[What you are asked to do]:
Print each line of the listing once more, precisely as given.

# # #

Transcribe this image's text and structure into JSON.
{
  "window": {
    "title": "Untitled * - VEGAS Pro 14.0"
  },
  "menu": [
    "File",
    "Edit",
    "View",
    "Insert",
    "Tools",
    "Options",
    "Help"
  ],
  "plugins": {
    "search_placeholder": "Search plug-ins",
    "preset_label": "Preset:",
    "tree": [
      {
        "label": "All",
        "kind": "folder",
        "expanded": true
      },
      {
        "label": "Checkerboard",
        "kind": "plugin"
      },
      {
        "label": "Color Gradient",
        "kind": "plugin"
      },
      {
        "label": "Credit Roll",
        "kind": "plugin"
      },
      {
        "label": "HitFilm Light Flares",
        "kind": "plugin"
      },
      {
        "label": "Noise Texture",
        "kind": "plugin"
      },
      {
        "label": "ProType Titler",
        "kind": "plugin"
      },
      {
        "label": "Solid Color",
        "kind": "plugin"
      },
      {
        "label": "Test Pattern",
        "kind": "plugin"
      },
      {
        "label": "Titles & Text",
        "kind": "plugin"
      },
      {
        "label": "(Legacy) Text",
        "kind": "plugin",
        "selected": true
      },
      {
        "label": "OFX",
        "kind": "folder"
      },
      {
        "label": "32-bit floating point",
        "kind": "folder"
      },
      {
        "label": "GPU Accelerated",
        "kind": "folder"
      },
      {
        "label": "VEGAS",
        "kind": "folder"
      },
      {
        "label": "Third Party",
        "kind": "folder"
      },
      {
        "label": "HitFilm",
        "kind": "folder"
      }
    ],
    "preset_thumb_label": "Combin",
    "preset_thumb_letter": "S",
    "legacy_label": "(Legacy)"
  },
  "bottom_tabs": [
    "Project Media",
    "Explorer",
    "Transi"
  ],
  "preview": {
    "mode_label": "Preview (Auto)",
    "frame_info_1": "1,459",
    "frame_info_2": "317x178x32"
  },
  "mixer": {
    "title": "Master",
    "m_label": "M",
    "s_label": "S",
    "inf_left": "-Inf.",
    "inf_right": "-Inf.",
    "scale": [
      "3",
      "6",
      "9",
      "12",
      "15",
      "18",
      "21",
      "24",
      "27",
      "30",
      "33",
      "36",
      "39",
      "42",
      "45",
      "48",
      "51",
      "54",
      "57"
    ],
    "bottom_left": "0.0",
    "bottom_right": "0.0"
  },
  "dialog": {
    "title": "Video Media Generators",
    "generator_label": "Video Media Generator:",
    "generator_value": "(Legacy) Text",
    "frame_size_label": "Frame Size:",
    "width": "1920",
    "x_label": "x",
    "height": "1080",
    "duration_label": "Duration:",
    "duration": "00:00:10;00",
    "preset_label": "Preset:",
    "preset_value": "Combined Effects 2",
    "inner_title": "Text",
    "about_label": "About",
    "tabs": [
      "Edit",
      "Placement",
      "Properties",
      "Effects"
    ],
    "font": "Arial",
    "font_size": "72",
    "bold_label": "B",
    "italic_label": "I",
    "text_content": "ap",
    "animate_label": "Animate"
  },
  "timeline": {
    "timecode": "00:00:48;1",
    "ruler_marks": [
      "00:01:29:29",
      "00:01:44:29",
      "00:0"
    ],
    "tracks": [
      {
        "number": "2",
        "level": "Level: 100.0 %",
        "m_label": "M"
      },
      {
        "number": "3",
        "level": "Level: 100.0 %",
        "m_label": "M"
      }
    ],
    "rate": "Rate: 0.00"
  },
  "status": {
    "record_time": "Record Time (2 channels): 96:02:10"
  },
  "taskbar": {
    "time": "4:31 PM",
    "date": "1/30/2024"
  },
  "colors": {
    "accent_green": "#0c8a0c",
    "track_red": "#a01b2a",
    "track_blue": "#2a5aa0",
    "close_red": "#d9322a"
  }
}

# # #

[Complete output]:
Transcribe this image's text and structure into JSON.
{
  "window": {
    "title": "Untitled * - VEGAS Pro 14.0"
  },
  "menu": [
    "File",
    "Edit",
    "View",
    "Insert",
    "Tools",
    "Options",
    "Help"
  ],
  "plugins": {
    "search_placeholder": "Search plug-ins",
    "preset_label": "Preset:",
    "tree": [
      {
        "label": "All",
        "kind": "folder",
        "expanded": true
      },
      {
        "label": "Checkerboard",
        "kind": "plugin"
      },
      {
        "label": "Color Gradient",
        "kind": "plugin"
      },
      {
        "label": "Credit Roll",
        "kind": "plugin"
      },
      {
        "label": "HitFilm Light Flares",
        "kind": "plugin"
      },
      {
        "label": "Noise Texture",
        "kind": "plugin"
      },
      {
        "label": "ProType Titler",
        "kind": "plugin"
      },
      {
        "label": "Solid Color",
        "kind": "plugin"
      },
      {
        "label": "Test Pattern",
        "kind": "plugin"
      },
      {
        "label": "Titles & Text",
        "kind": "plugin"
      },
      {
        "label": "(Legacy) Text",
        "kind": "plugin",
        "selected": true
      },
      {
        "label": "OFX",
        "kind": "folder"
      },
      {
        "label": "32-bit floating point",
        "kind": "folder"
      },
      {
        "label": "GPU Accelerated",
        "kind": "folder"
      },
      {
        "label": "VEGAS",
        "kind": "folder"
      },
      {
        "label": "Third Party",
        "kind": "folder"
      },
      {
        "label": "HitFilm",
        "kind": "folder"
      }
    ],
    "preset_thumb_label": "Combin",
    "preset_thumb_letter": "S",
    "legacy_label": "(Legacy)"
  },
  "bottom_tabs": [
    "Project Media",
    "Explorer",
    "Transi"
  ],
  "preview": {
    "mode_label": "Preview (Auto)",
    "frame_info_1": "1,459",
    "frame_info_2": "317x178x32"
  },
  "mixer": {
    "title": "Master",
    "m_label": "M",
    "s_label": "S",
    "inf_left": "-Inf.",
    "inf_right": "-Inf.",
    "scale": [
      "3",
      "6",
      "9",
      "12",
      "15",
      "18",
      "21",
      "24",
      "27",
      "30",
      "33",
      "36",
      "39",
      "42",
      "45",
      "48",
      "51",
      "54",
      "57"
    ],
    "bottom_left": "0.0",
    "bottom_right": "0.0"
  },
  "dialog": {
    "title": "Video Media Generators",
    "generator_label": "Video Media Generator:",
    "generator_value": "(Legacy) Text",
    "frame_size_label": "Frame Size:",
    "width": "1920",
    "x_label": "x",
    "height": "1080",
    "duration_label": "Duration:",
    "duration": "00:00:10;00",
    "preset_label": "Preset:",
    "preset_value": "Combined Effects 2",
    "inner_title": "Text",
    "about_label": "About",
    "tabs": [
      "Edit",
      "Placement",
      "Properties",
      "Effects"
    ],
    "font": "Arial",
    "font_size": "72",
    "bold_label": "B",
    "italic_label": "I",
    "text_content": "ap",
    "animate_label": "Animate"
  },
  "timeline": {
    "timecode": "00:00:48;1",
    "ruler_marks": [
      "00:01:29:29",
      "00:01:44:29",
      "00:0"
    ],
    "tracks": [
      {
        "number": "2",
        "level": "Level: 100.0 %",
        "m_label": "M"
      },
      {
        "number": "3",
        "level": "Level: 100.0 %",
        "m_label": "M"
      }
    ],
    "rate": "Rate: 0.00"
  },
  "status": {
    "record_time": "Record Time (2 channels): 96:02:10"
  },
  "taskbar": {
    "time": "4:31 PM",
    "date": "1/30/2024"
  },
  "colors": {
    "accent_green": "#0c8a0c",
    "track_red": "#a01b2a",
    "track_blue": "#2a5aa0",
    "close_red": "#d9322a"
  }
}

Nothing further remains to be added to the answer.